(Extracted data entries)
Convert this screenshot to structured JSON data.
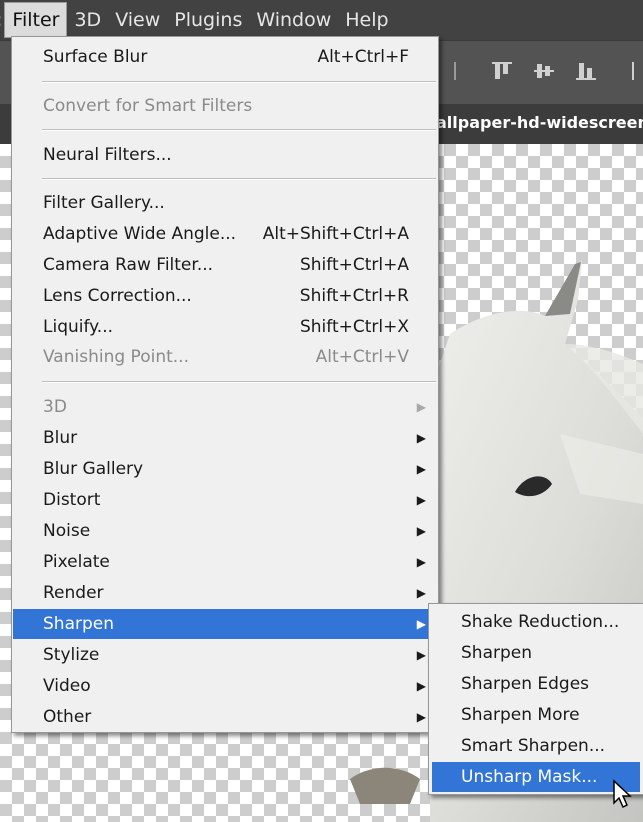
{
  "menubar": {
    "items": [
      {
        "label": "Filter",
        "active": true
      },
      {
        "label": "3D"
      },
      {
        "label": "View"
      },
      {
        "label": "Plugins"
      },
      {
        "label": "Window"
      },
      {
        "label": "Help"
      }
    ]
  },
  "document": {
    "tab_title": "allpaper-hd-widescreen,"
  },
  "filter_menu": {
    "surface_blur": {
      "label": "Surface Blur",
      "shortcut": "Alt+Ctrl+F"
    },
    "convert_smart": {
      "label": "Convert for Smart Filters"
    },
    "neural_filters": {
      "label": "Neural Filters..."
    },
    "filter_gallery": {
      "label": "Filter Gallery..."
    },
    "adaptive_wide": {
      "label": "Adaptive Wide Angle...",
      "shortcut": "Alt+Shift+Ctrl+A"
    },
    "camera_raw": {
      "label": "Camera Raw Filter...",
      "shortcut": "Shift+Ctrl+A"
    },
    "lens_correction": {
      "label": "Lens Correction...",
      "shortcut": "Shift+Ctrl+R"
    },
    "liquify": {
      "label": "Liquify...",
      "shortcut": "Shift+Ctrl+X"
    },
    "vanishing_point": {
      "label": "Vanishing Point...",
      "shortcut": "Alt+Ctrl+V"
    },
    "categories": {
      "3d": "3D",
      "blur": "Blur",
      "blur_gallery": "Blur Gallery",
      "distort": "Distort",
      "noise": "Noise",
      "pixelate": "Pixelate",
      "render": "Render",
      "sharpen": "Sharpen",
      "stylize": "Stylize",
      "video": "Video",
      "other": "Other"
    },
    "arrow_glyph": "▶"
  },
  "sharpen_submenu": {
    "shake_reduction": "Shake Reduction...",
    "sharpen": "Sharpen",
    "sharpen_edges": "Sharpen Edges",
    "sharpen_more": "Sharpen More",
    "smart_sharpen": "Smart Sharpen...",
    "unsharp_mask": "Unsharp Mask..."
  },
  "colors": {
    "highlight": "#3275d6",
    "menu_bg": "#f0f0f0",
    "menubar_bg": "#424242"
  }
}
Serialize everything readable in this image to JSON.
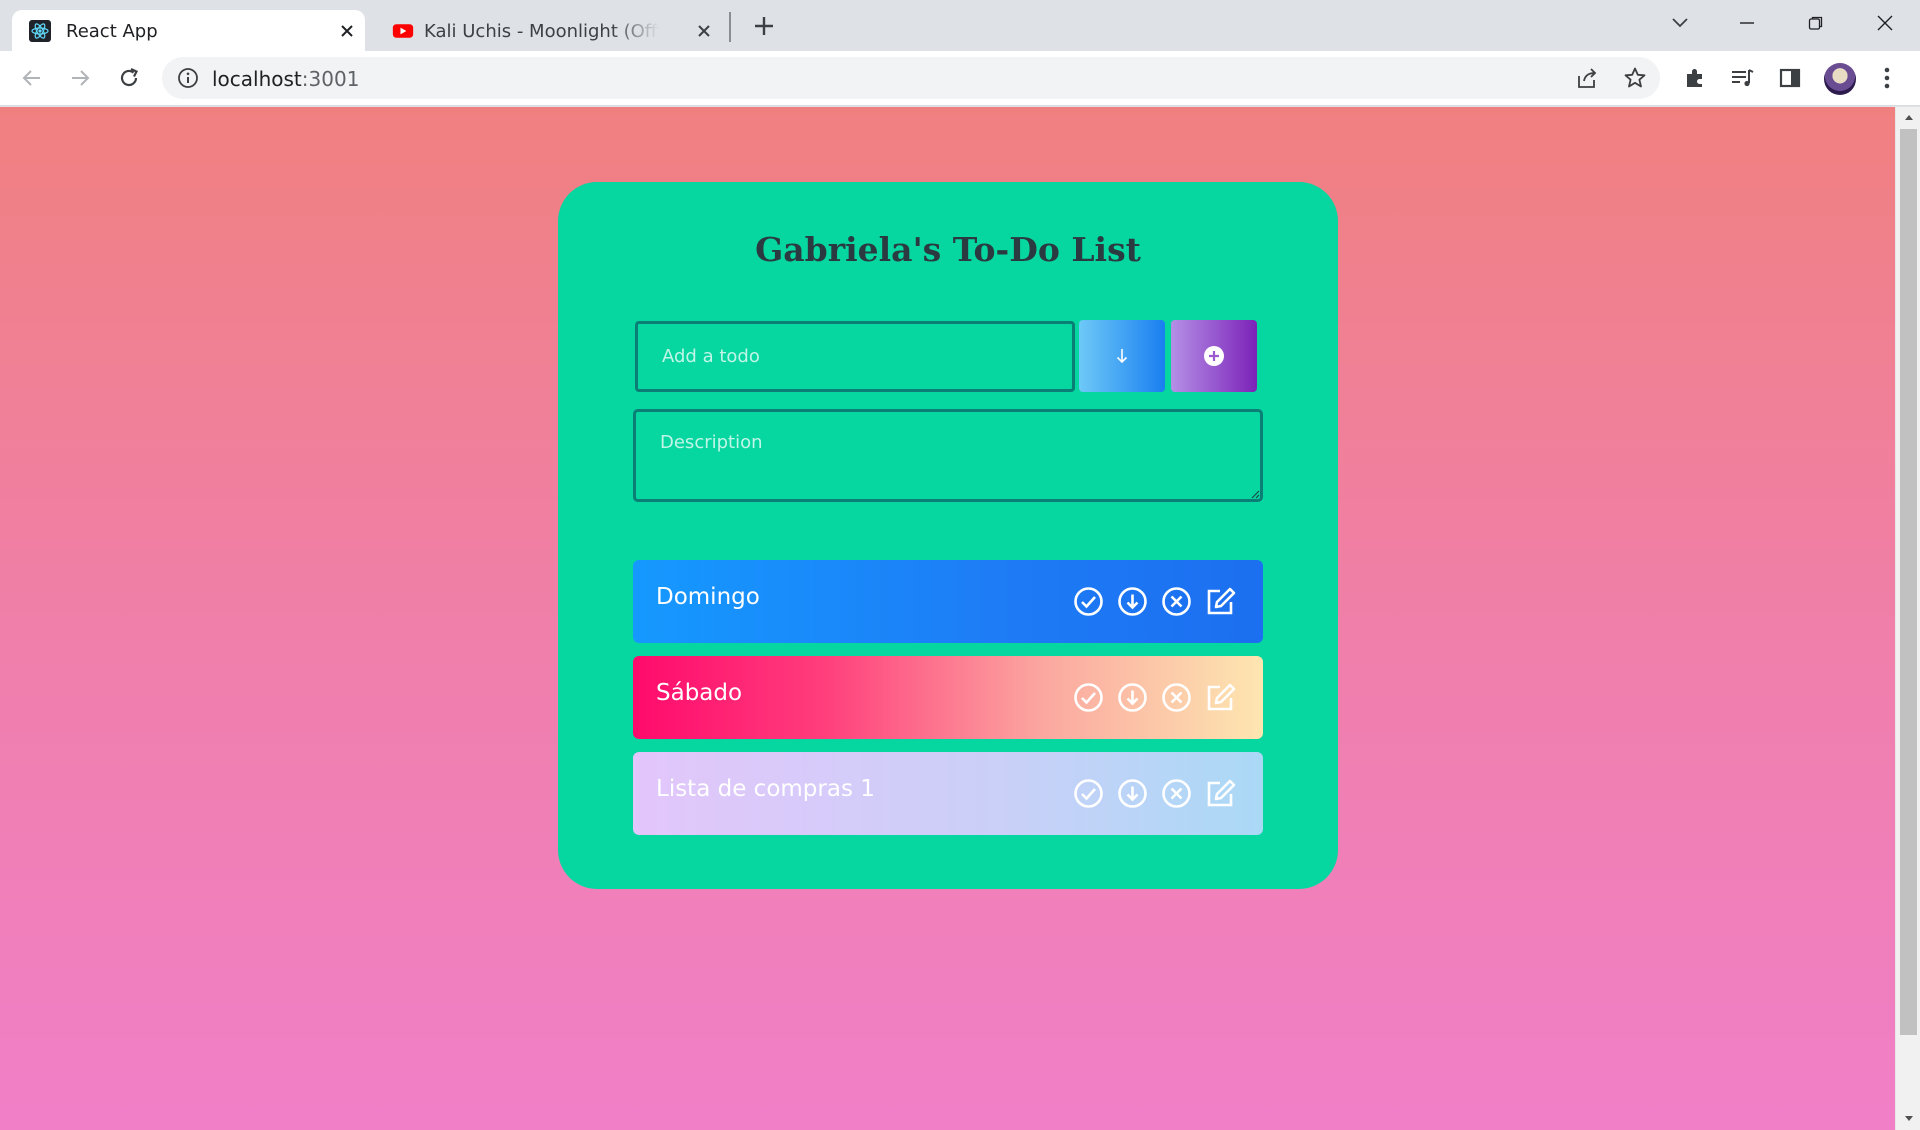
{
  "browser": {
    "tabs": [
      {
        "title": "React App",
        "active": true,
        "favicon": "react-icon"
      },
      {
        "title": "Kali Uchis - Moonlight (Official Lyric Video)",
        "active": false,
        "favicon": "youtube-icon"
      }
    ],
    "url_host": "localhost",
    "url_port": ":3001"
  },
  "app": {
    "title": "Gabriela's To-Do List",
    "todo_placeholder": "Add a todo",
    "description_placeholder": "Description",
    "todos": [
      {
        "text": "Domingo"
      },
      {
        "text": "Sábado"
      },
      {
        "text": "Lista de compras 1"
      }
    ]
  },
  "colors": {
    "card": "#06d6a0",
    "border": "#0b7e75",
    "title_text": "#2b3a40"
  }
}
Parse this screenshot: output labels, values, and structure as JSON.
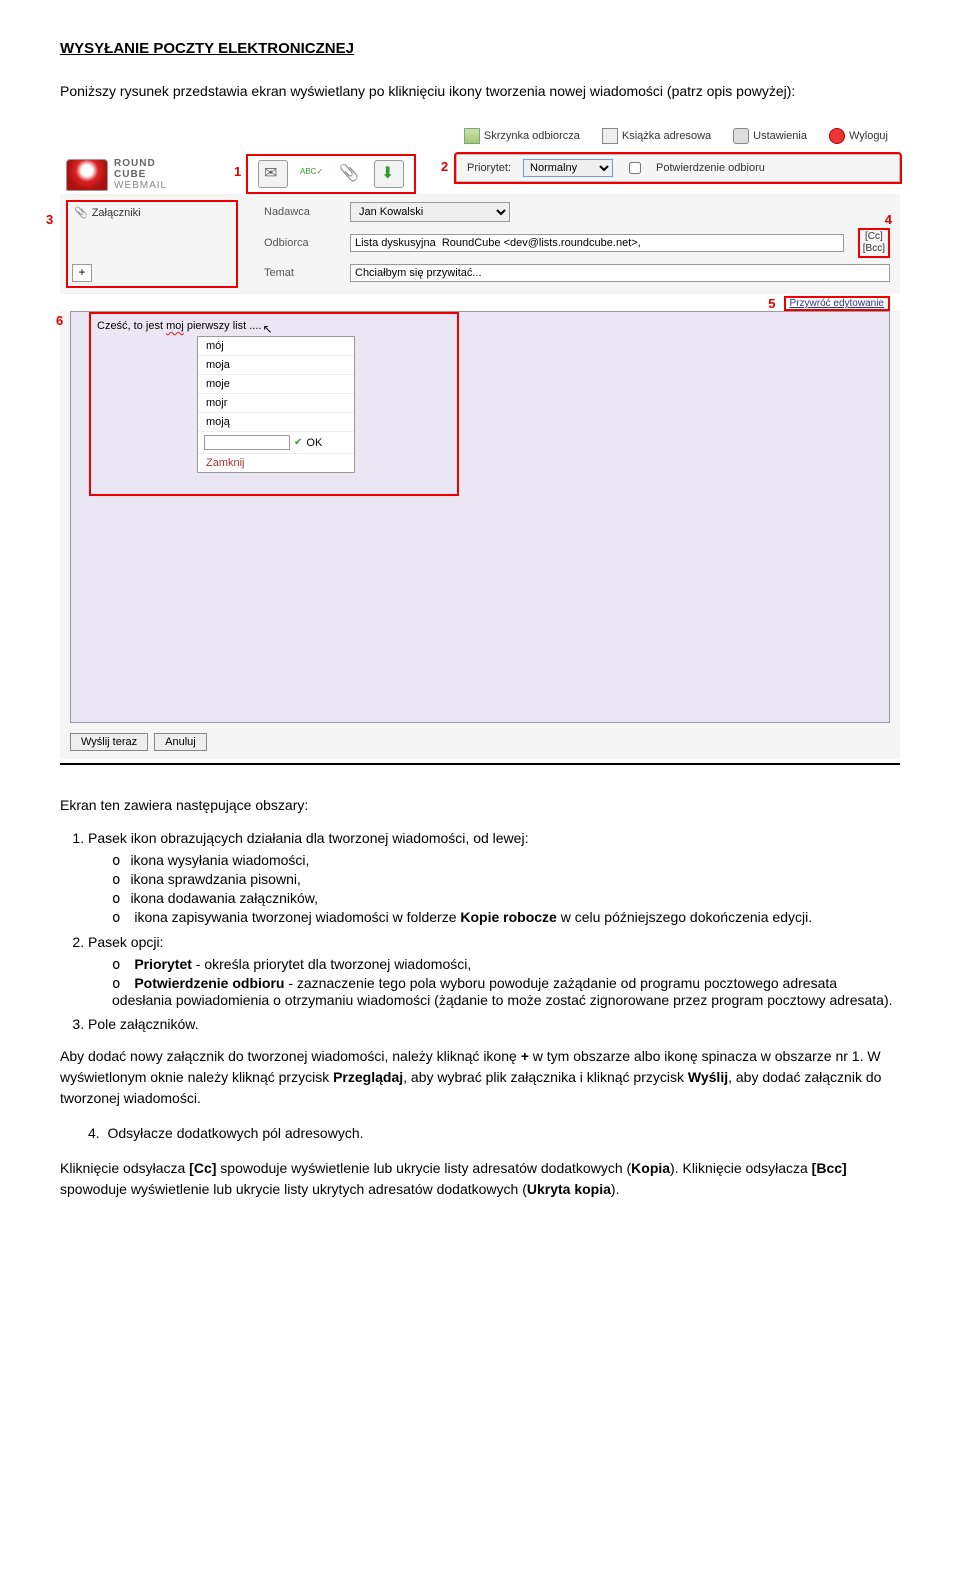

> WHAT IS EXPECTED:
What comes back should match the records exactly, minus any pictures.

> REPLY:
Convert this screenshot to structured JSON data.
{
  "menubar": {
    "items": [
      {
        "label": "Filter",
        "active": true
      },
      {
        "label": "3D"
      },
      {
        "label": "View"
      },
      {
        "label": "Plugins"
      },
      {
        "label": "Window"
      },
      {
        "label": "Help"
      }
    ]
  },
  "document": {
    "tab_title": "allpaper-hd-widescreen,"
  },
  "filter_menu": {
    "surface_blur": {
      "label": "Surface Blur",
      "shortcut": "Alt+Ctrl+F"
    },
    "convert_smart": {
      "label": "Convert for Smart Filters"
    },
    "neural_filters": {
      "label": "Neural Filters..."
    },
    "filter_gallery": {
      "label": "Filter Gallery..."
    },
    "adaptive_wide": {
      "label": "Adaptive Wide Angle...",
      "shortcut": "Alt+Shift+Ctrl+A"
    },
    "camera_raw": {
      "label": "Camera Raw Filter...",
      "shortcut": "Shift+Ctrl+A"
    },
    "lens_correction": {
      "label": "Lens Correction...",
      "shortcut": "Shift+Ctrl+R"
    },
    "liquify": {
      "label": "Liquify...",
      "shortcut": "Shift+Ctrl+X"
    },
    "vanishing_point": {
      "label": "Vanishing Point...",
      "shortcut": "Alt+Ctrl+V"
    },
    "categories": {
      "3d": "3D",
      "blur": "Blur",
      "blur_gallery": "Blur Gallery",
      "distort": "Distort",
      "noise": "Noise",
      "pixelate": "Pixelate",
      "render": "Render",
      "sharpen": "Sharpen",
      "stylize": "Stylize",
      "video": "Video",
      "other": "Other"
    },
    "arrow_glyph": "▶"
  },
  "sharpen_submenu": {
    "shake_reduction": "Shake Reduction...",
    "sharpen": "Sharpen",
    "sharpen_edges": "Sharpen Edges",
    "sharpen_more": "Sharpen More",
    "smart_sharpen": "Smart Sharpen...",
    "unsharp_mask": "Unsharp Mask..."
  },
  "colors": {
    "highlight": "#3275d6",
    "menu_bg": "#f0f0f0",
    "menubar_bg": "#424242"
  }
}
Serialize everything readable in this image to JSON.
{
  "browser": {
    "tabs": [
      {
        "title": "React App",
        "active": true,
        "favicon": "react-icon"
      },
      {
        "title": "Kali Uchis - Moonlight (Official Lyric Video)",
        "active": false,
        "favicon": "youtube-icon"
      }
    ],
    "url_host": "localhost",
    "url_port": ":3001"
  },
  "app": {
    "title": "Gabriela's To-Do List",
    "todo_placeholder": "Add a todo",
    "description_placeholder": "Description",
    "todos": [
      {
        "text": "Domingo"
      },
      {
        "text": "Sábado"
      },
      {
        "text": "Lista de compras 1"
      }
    ]
  },
  "colors": {
    "card": "#06d6a0",
    "border": "#0b7e75",
    "title_text": "#2b3a40"
  }
}
Parse this screenshot: output labels, values, and structure as JSON.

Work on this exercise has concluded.